=== Material ===

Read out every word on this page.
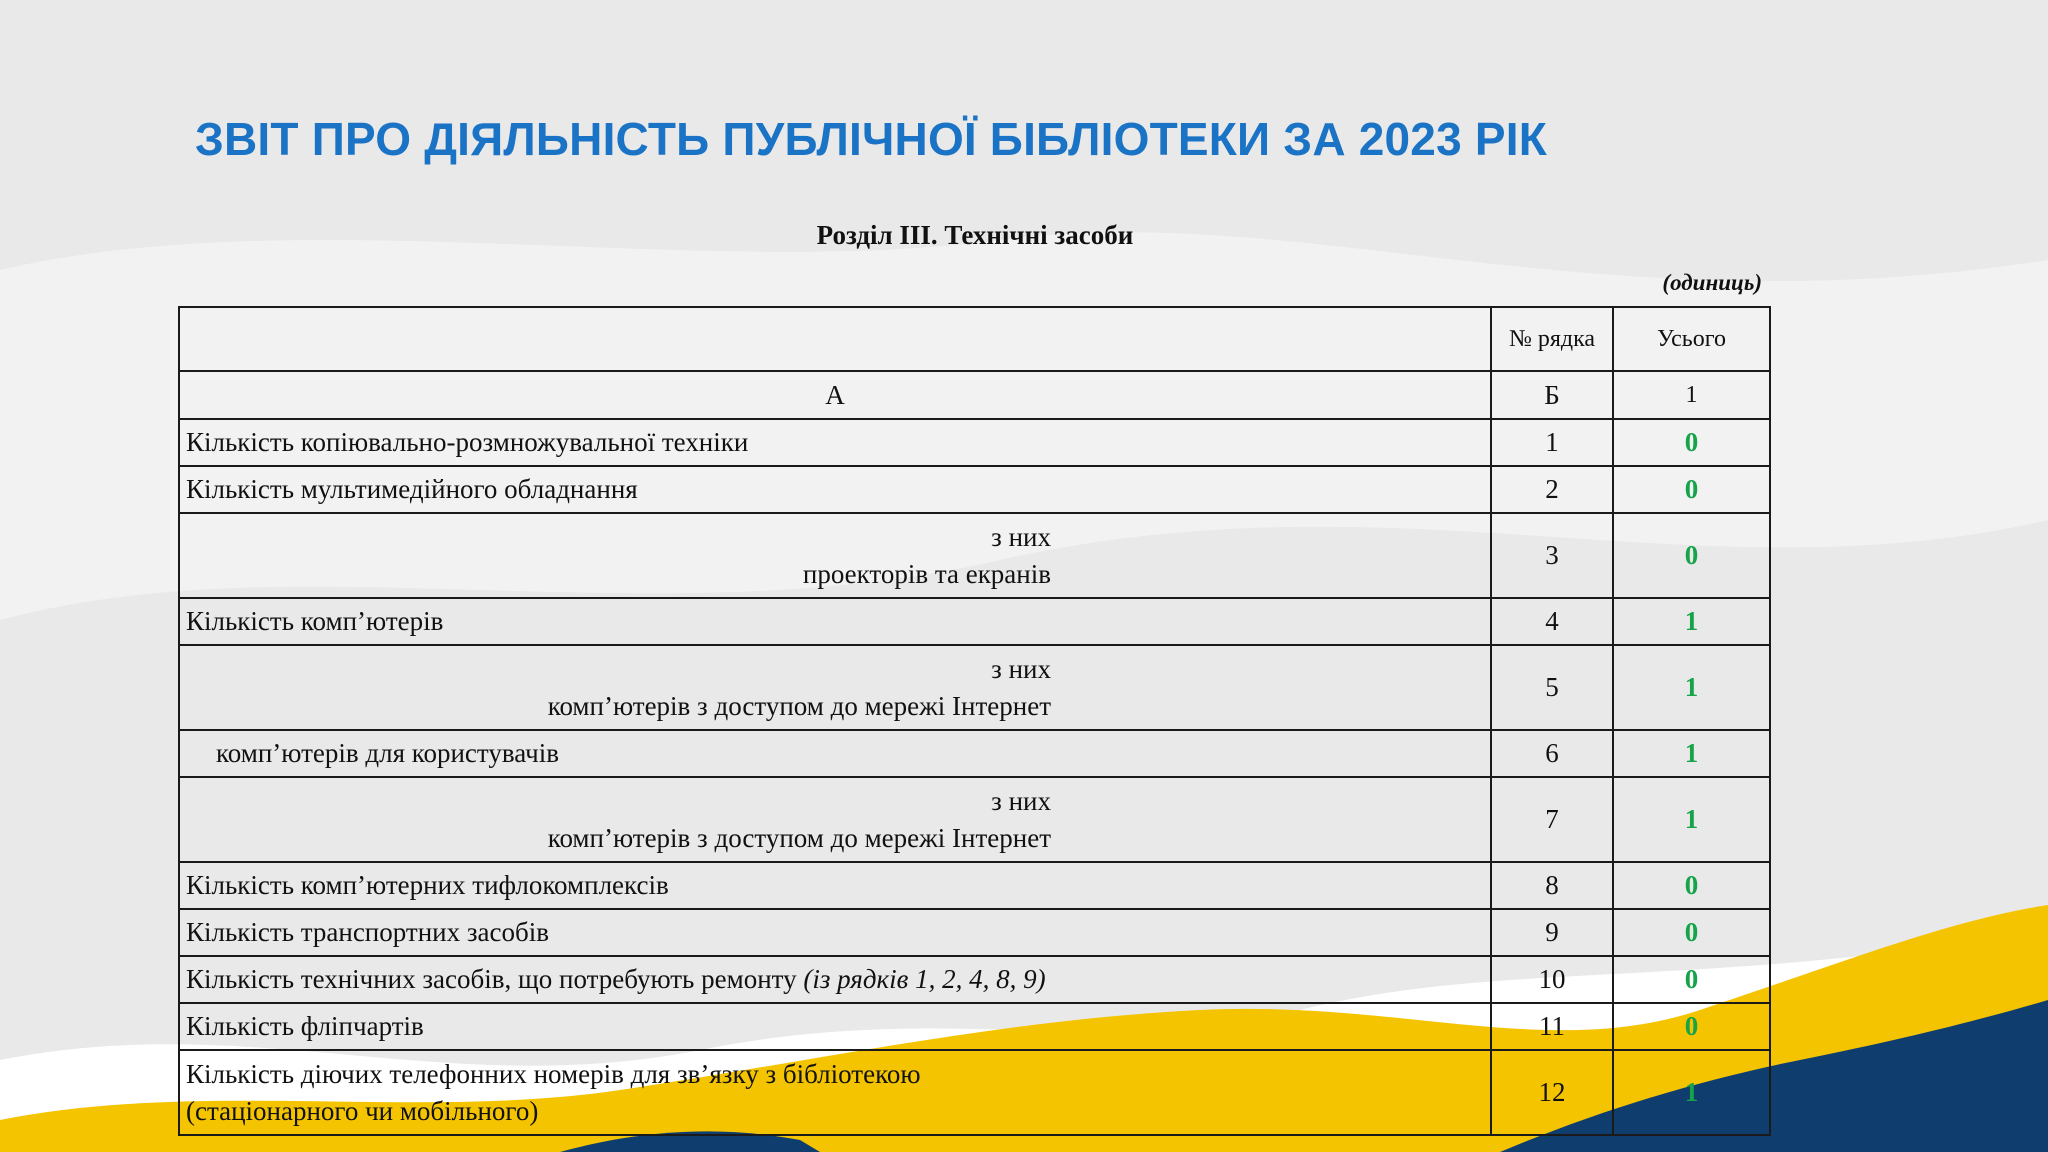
ЗВІТ ПРО ДІЯЛЬНІСТЬ ПУБЛІЧНОЇ БІБЛІОТЕКИ ЗА 2023 РІК
Розділ ІІІ. Технічні засоби
(одиниць)
	№ рядка	Усього
А	Б	1
Кількість копіювально-розмножувальної техніки	1	0
Кількість мультимедійного обладнання	2	0

з них
проекторів та екранів	3	0
Кількість комп’ютерів	4	1

з них
комп’ютерів з доступом до мережі Інтернет	5	1
комп’ютерів для користувачів	6	1

з них
комп’ютерів з доступом до мережі Інтернет	7	1
Кількість комп’ютерних тифлокомплексів	8	0
Кількість транспортних засобів	9	0
Кількість технічних засобів, що потребують ремонту (із рядків 1, 2, 4, 8, 9)	10	0
Кількість фліпчартів	11	0

Кількість діючих телефонних номерів для зв’язку з бібліотекою
(стаціонарного чи мобільного)	12	1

===

What is asked:
Isolate the lines above that contain the word "комп" and copy them.

Answer in full:
Кількість комп’ютерів	4	1
комп’ютерів з доступом до мережі Інтернет	5	1
комп’ютерів для користувачів	6	1
комп’ютерів з доступом до мережі Інтернет	7	1
Кількість комп’ютерних тифлокомплексів	8	0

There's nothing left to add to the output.